BRIEF:
Count every line of the material that holds the string "object". Respond with the total only.

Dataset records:
■ ■ ■ ■ ■
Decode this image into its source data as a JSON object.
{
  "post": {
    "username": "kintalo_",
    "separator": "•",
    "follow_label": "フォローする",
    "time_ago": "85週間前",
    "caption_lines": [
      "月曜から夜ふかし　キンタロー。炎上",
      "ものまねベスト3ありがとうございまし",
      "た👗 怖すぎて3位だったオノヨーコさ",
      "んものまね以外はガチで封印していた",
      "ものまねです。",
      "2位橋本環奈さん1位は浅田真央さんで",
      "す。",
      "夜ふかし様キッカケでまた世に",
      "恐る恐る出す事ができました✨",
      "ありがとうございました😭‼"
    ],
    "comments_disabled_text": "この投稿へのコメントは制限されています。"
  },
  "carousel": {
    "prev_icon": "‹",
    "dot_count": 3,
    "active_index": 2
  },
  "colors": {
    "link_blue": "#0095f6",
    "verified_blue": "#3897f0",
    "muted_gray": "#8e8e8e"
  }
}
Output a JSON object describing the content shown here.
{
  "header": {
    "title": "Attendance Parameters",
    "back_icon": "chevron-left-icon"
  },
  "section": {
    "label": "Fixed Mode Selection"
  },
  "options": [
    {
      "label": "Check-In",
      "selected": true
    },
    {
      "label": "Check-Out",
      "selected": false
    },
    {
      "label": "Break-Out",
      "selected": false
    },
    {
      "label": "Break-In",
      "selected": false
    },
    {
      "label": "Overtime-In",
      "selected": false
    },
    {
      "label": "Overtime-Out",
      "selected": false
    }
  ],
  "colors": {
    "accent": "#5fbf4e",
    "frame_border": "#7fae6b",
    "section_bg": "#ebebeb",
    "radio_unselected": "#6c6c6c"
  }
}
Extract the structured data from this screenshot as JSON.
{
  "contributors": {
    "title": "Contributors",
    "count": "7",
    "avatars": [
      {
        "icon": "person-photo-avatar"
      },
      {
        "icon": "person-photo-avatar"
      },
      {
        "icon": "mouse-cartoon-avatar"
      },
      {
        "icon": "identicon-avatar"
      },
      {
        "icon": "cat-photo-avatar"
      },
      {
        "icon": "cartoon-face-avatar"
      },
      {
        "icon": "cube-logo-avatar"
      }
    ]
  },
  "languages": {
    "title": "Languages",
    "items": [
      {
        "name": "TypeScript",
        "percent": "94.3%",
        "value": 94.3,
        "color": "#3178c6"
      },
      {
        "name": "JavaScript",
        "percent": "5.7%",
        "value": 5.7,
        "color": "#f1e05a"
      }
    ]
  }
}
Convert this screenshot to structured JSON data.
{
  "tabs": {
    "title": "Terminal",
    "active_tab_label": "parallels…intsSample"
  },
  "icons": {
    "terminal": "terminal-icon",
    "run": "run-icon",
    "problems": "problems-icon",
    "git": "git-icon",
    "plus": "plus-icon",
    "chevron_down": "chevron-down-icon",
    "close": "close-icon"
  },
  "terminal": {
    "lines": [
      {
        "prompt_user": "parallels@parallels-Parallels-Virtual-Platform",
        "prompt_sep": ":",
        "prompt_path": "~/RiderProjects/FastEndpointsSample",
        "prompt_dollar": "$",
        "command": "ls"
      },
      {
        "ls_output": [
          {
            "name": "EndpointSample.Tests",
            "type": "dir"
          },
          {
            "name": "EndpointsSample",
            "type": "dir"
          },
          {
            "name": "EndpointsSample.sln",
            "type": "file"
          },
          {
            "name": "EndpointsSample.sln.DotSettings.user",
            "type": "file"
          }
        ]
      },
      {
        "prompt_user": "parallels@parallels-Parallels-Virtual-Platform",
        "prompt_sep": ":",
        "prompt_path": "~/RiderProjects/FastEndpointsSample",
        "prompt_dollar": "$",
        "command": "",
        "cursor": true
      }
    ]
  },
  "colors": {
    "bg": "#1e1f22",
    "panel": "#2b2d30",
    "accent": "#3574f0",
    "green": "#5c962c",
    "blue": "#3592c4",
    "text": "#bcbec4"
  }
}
■ ■ ■ ■ ■
SOLUTION:
2